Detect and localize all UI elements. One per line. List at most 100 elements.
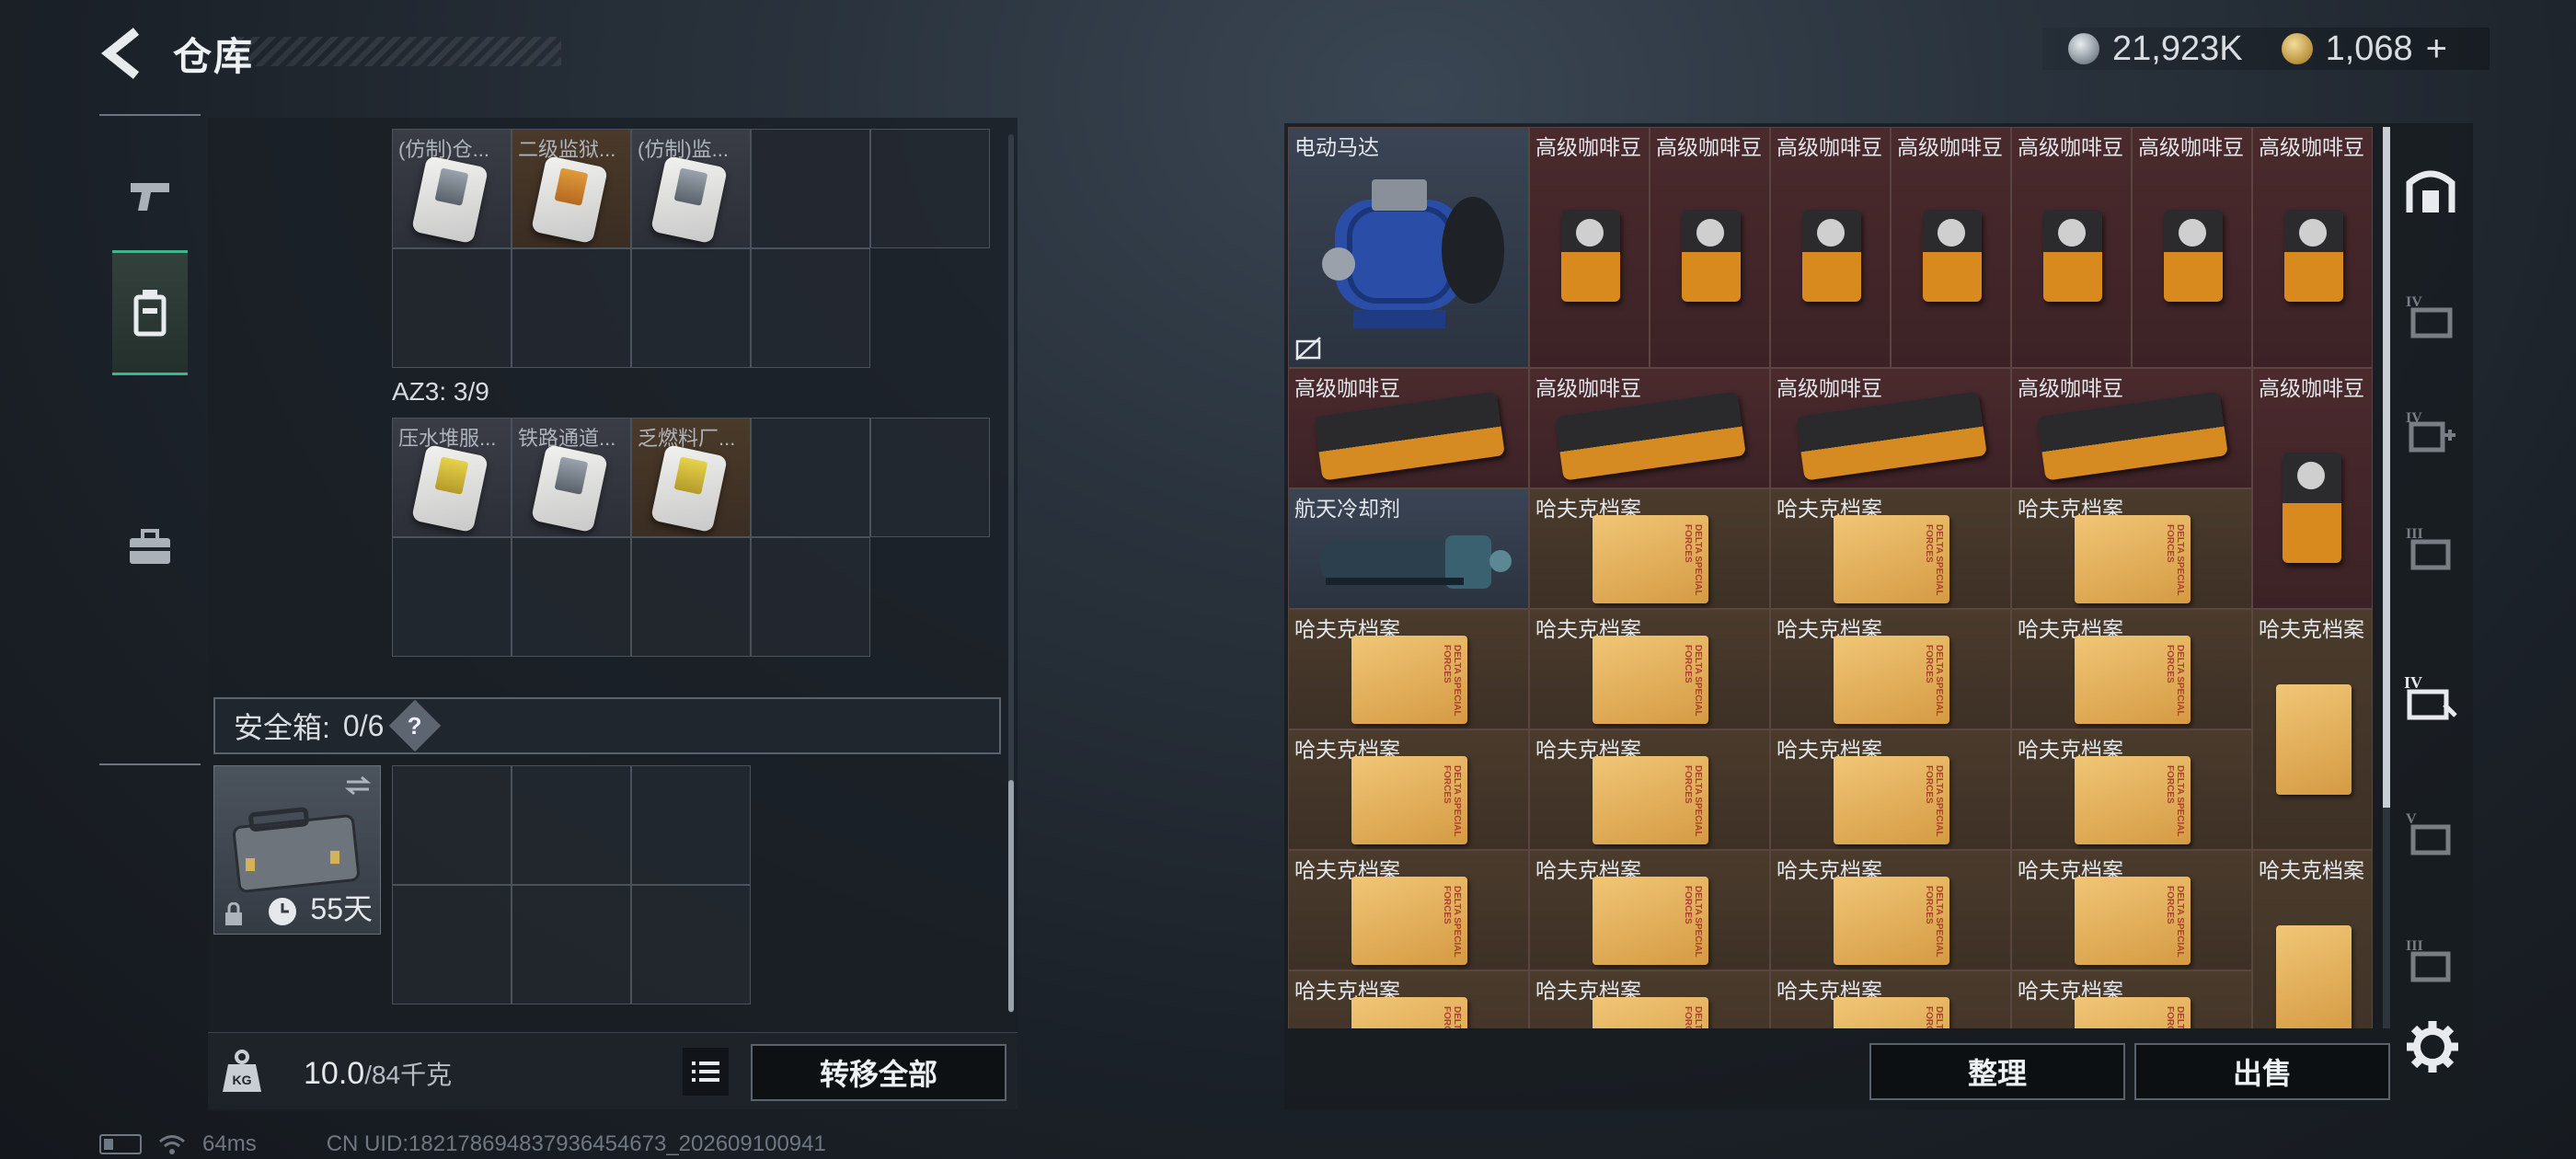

+ + + + +

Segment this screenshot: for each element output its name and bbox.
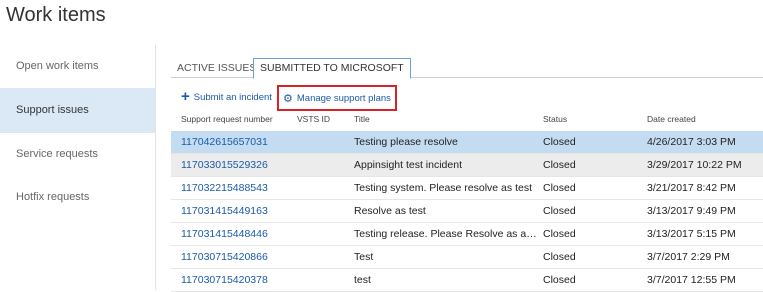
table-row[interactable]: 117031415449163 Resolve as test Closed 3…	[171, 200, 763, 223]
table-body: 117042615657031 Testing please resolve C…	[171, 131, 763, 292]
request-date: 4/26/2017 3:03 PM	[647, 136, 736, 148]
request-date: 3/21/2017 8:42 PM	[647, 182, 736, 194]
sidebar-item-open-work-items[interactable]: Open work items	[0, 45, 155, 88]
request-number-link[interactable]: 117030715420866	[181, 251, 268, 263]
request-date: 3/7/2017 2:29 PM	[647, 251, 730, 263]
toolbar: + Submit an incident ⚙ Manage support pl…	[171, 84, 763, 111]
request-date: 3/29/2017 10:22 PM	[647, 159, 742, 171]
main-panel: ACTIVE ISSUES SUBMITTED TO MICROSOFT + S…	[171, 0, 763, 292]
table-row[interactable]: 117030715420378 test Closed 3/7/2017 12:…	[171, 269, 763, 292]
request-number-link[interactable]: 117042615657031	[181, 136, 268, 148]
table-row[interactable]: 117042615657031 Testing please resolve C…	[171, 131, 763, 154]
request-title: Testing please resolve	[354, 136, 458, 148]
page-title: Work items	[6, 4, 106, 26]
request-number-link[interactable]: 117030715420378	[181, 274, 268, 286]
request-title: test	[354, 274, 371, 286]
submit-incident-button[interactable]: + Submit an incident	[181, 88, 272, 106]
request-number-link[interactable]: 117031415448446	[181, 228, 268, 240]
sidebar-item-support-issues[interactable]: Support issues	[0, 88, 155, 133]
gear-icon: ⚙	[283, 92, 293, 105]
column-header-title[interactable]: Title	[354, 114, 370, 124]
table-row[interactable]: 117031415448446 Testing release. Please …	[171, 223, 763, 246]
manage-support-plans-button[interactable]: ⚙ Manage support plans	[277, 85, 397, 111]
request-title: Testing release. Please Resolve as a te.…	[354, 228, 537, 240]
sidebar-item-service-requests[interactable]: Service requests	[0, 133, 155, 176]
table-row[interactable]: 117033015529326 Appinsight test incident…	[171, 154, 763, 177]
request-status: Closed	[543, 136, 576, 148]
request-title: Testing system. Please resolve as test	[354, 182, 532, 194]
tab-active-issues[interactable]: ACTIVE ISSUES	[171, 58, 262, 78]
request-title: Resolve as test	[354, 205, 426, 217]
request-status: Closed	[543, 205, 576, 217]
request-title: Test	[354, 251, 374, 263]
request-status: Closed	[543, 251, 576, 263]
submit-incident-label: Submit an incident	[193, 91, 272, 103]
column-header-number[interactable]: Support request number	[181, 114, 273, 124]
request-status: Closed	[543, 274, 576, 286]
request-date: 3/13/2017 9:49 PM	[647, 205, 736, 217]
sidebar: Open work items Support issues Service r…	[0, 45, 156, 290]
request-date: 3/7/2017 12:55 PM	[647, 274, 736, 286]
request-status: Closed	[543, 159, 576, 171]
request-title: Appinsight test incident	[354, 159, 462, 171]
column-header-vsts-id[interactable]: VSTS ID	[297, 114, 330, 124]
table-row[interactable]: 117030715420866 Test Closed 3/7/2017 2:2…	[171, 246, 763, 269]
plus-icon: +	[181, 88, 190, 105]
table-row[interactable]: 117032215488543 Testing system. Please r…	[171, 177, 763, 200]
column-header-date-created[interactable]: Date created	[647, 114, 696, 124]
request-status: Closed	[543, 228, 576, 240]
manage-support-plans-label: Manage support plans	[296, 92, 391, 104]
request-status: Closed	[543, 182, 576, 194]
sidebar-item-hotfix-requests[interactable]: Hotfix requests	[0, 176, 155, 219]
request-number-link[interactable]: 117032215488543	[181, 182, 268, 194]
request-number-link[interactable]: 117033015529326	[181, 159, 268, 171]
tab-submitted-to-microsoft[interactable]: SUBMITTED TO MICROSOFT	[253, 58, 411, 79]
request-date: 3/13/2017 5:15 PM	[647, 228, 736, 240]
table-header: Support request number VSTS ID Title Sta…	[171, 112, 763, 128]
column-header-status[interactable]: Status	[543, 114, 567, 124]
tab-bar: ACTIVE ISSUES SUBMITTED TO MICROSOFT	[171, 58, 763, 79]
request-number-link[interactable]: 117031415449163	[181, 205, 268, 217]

+ + + + +

What to produce: Count the lines of the records above that contain the string "VSTS", matching case exactly, and give only the number.

Complete output: 2